**WHAT THE EXERCISE ASKS**
Copy every line of the data below word for word, leaving out the pictures.
---------- TASK INPUT
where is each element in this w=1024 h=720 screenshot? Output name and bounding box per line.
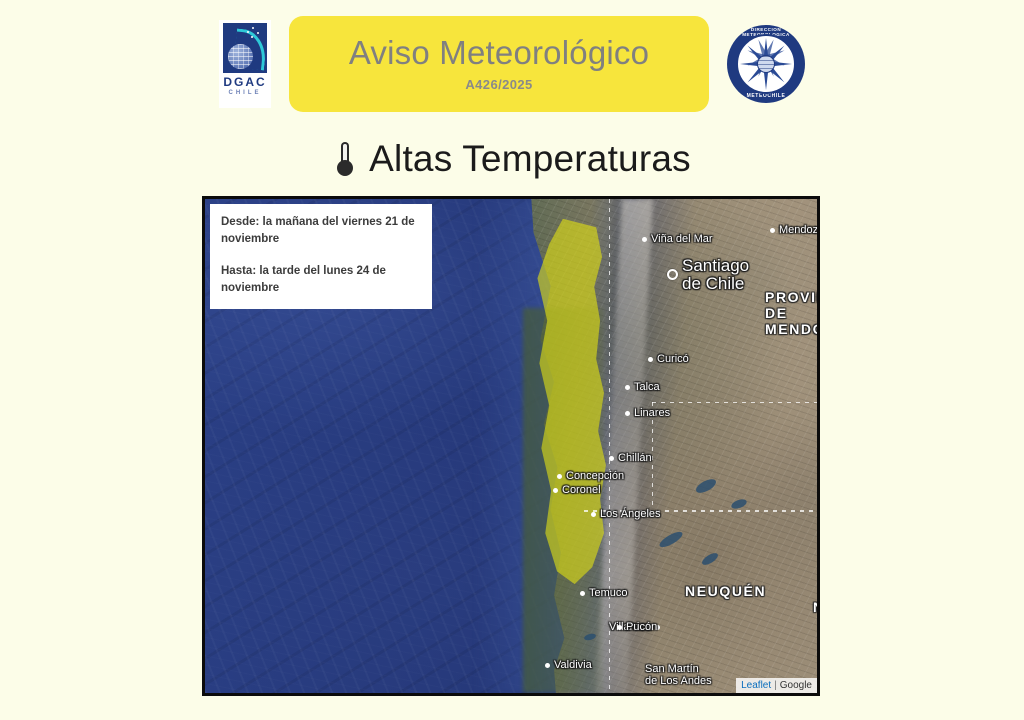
city-label: Los Ángeles [600,509,661,521]
thermometer-icon [333,140,357,176]
map-attribution: Leaflet | Google [736,678,817,693]
city-marker: Valdivia [545,660,592,672]
city-label: Temuco [589,588,628,600]
place-label: San Martín de Los Andes [645,663,712,687]
attribution-separator: | [774,679,777,692]
city-label: Curicó [657,354,689,366]
dgac-logo: DGAC CHILE [219,20,271,108]
city-marker: Linares [625,408,670,420]
map-canvas[interactable]: Viña del MarMendozaSantiago de ChileCuri… [205,199,817,693]
seal-inner-disc [736,34,796,94]
city-label: Mendoza [779,225,817,237]
city-dot-icon [770,228,775,233]
header-bar: DGAC CHILE Aviso Meteorológico A426/2025… [0,0,1024,128]
advisory-title: Aviso Meteorológico [349,36,649,71]
seal-globe-icon [757,55,775,73]
city-marker: Viña del Mar [642,234,713,246]
city-marker: Concepción [557,471,624,483]
dgac-logo-subtitle: CHILE [229,90,262,96]
city-dot-icon [545,663,550,668]
leaflet-link[interactable]: Leaflet [741,679,771,692]
advisory-to-text: Hasta: la tarde del lunes 24 de noviembr… [221,263,421,296]
city-marker: Pucón [617,622,657,634]
map-frame[interactable]: Viña del MarMendozaSantiago de ChileCuri… [202,196,820,696]
city-marker: Curicó [648,354,689,366]
dgac-logo-name: DGAC [223,76,266,88]
meteochile-seal: DIRECCION METEOROLOGICA METEOCHILE [727,25,805,103]
dgac-globe-logo-icon [223,23,267,73]
page-title: Altas Temperaturas [369,140,691,177]
city-marker: Los Ángeles [591,509,661,521]
city-dot-icon [667,269,678,280]
city-dot-icon [642,237,647,242]
city-label: Valdivia [554,660,592,672]
advisory-from-text: Desde: la mañana del viernes 21 de novie… [221,214,421,247]
city-dot-icon [553,488,558,493]
city-label: Concepción [566,471,624,483]
city-dot-icon [625,385,630,390]
stars-icon [246,27,262,40]
city-marker: Coronel [553,485,601,497]
national-border [609,199,611,693]
attribution-source: Google [780,679,812,692]
seal-bottom-text: METEOCHILE [727,94,805,99]
advisory-code: A426/2025 [465,77,532,92]
city-dot-icon [609,456,614,461]
city-marker: Temuco [580,588,628,600]
city-marker: Chillán [609,453,652,465]
city-label: Linares [634,408,670,420]
city-label: Pucón [626,622,657,634]
region-label: NEUQUÉN [685,583,766,599]
province-border-north [652,402,817,404]
advisory-banner: Aviso Meteorológico A426/2025 [289,16,709,112]
city-label: Santiago de Chile [682,257,749,293]
city-marker: Mendoza [770,225,817,237]
city-label: Chillán [618,453,652,465]
city-dot-icon [557,474,562,479]
advisory-period-box: Desde: la mañana del viernes 21 de novie… [210,204,432,309]
city-dot-icon [625,411,630,416]
city-label: Viña del Mar [651,234,713,246]
city-dot-icon [617,625,622,630]
city-dot-icon [591,512,596,517]
city-label: Talca [634,382,660,394]
region-label: PROVINCIA DE MENDOZA [765,289,817,337]
city-marker: Talca [625,382,660,394]
city-dot-icon [580,591,585,596]
event-title-row: Altas Temperaturas [0,132,1024,184]
city-marker: Santiago de Chile [667,257,749,293]
city-dot-icon [648,357,653,362]
city-label: Coronel [562,485,601,497]
region-label: N [813,599,817,615]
--------------------
**SOLUTION FOR THIS TASK**
where is each element in this w=1024 h=720 screenshot? Output name and bounding box per line.
city-label: Los Ángeles [600,509,661,521]
thermometer-icon [333,140,357,176]
map-attribution: Leaflet | Google [736,678,817,693]
city-marker: Valdivia [545,660,592,672]
city-label: Temuco [589,588,628,600]
place-label: San Martín de Los Andes [645,663,712,687]
attribution-separator: | [774,679,777,692]
city-label: Curicó [657,354,689,366]
dgac-logo: DGAC CHILE [219,20,271,108]
city-marker: Linares [625,408,670,420]
map-canvas[interactable]: Viña del MarMendozaSantiago de ChileCuri… [205,199,817,693]
seal-inner-disc [736,34,796,94]
city-label: Mendoza [779,225,817,237]
city-dot-icon [770,228,775,233]
header-bar: DGAC CHILE Aviso Meteorológico A426/2025… [0,0,1024,128]
advisory-title: Aviso Meteorológico [349,36,649,71]
seal-globe-icon [757,55,775,73]
city-marker: Viña del Mar [642,234,713,246]
city-marker: Concepción [557,471,624,483]
dgac-logo-subtitle: CHILE [229,90,262,96]
city-dot-icon [545,663,550,668]
leaflet-link[interactable]: Leaflet [741,679,771,692]
advisory-to-text: Hasta: la tarde del lunes 24 de noviembr… [221,263,421,296]
city-marker: Pucón [617,622,657,634]
map-frame[interactable]: Viña del MarMendozaSantiago de ChileCuri… [202,196,820,696]
city-marker: Curicó [648,354,689,366]
dgac-logo-name: DGAC [223,76,266,88]
meteochile-seal: DIRECCION METEOROLOGICA METEOCHILE [727,25,805,103]
dgac-globe-logo-icon [223,23,267,73]
page-title: Altas Temperaturas [369,140,691,177]
city-marker: Los Ángeles [591,509,661,521]
city-dot-icon [667,269,678,280]
city-dot-icon [642,237,647,242]
city-label: Valdivia [554,660,592,672]
advisory-from-text: Desde: la mañana del viernes 21 de novie… [221,214,421,247]
city-dot-icon [553,488,558,493]
city-label: Concepción [566,471,624,483]
city-dot-icon [625,385,630,390]
stars-icon [246,27,262,40]
city-marker: Coronel [553,485,601,497]
national-border [609,199,611,693]
attribution-source: Google [780,679,812,692]
seal-bottom-text: METEOCHILE [727,94,805,99]
advisory-code: A426/2025 [465,77,532,92]
city-dot-icon [609,456,614,461]
city-marker: Temuco [580,588,628,600]
city-marker: Chillán [609,453,652,465]
city-label: Linares [634,408,670,420]
city-label: Pucón [626,622,657,634]
region-label: NEUQUÉN [685,583,766,599]
province-border-north [652,402,817,404]
advisory-banner: Aviso Meteorológico A426/2025 [289,16,709,112]
city-label: Santiago de Chile [682,257,749,293]
city-marker: Mendoza [770,225,817,237]
city-label: Chillán [618,453,652,465]
city-dot-icon [557,474,562,479]
advisory-period-box: Desde: la mañana del viernes 21 de novie… [210,204,432,309]
city-dot-icon [625,411,630,416]
city-label: Viña del Mar [651,234,713,246]
city-dot-icon [617,625,622,630]
city-dot-icon [591,512,596,517]
city-label: Talca [634,382,660,394]
region-label: PROVINCIA DE MENDOZA [765,289,817,337]
city-marker: Talca [625,382,660,394]
city-dot-icon [580,591,585,596]
event-title-row: Altas Temperaturas [0,132,1024,184]
city-marker: Santiago de Chile [667,257,749,293]
city-dot-icon [648,357,653,362]
city-label: Coronel [562,485,601,497]
region-label: N [813,599,817,615]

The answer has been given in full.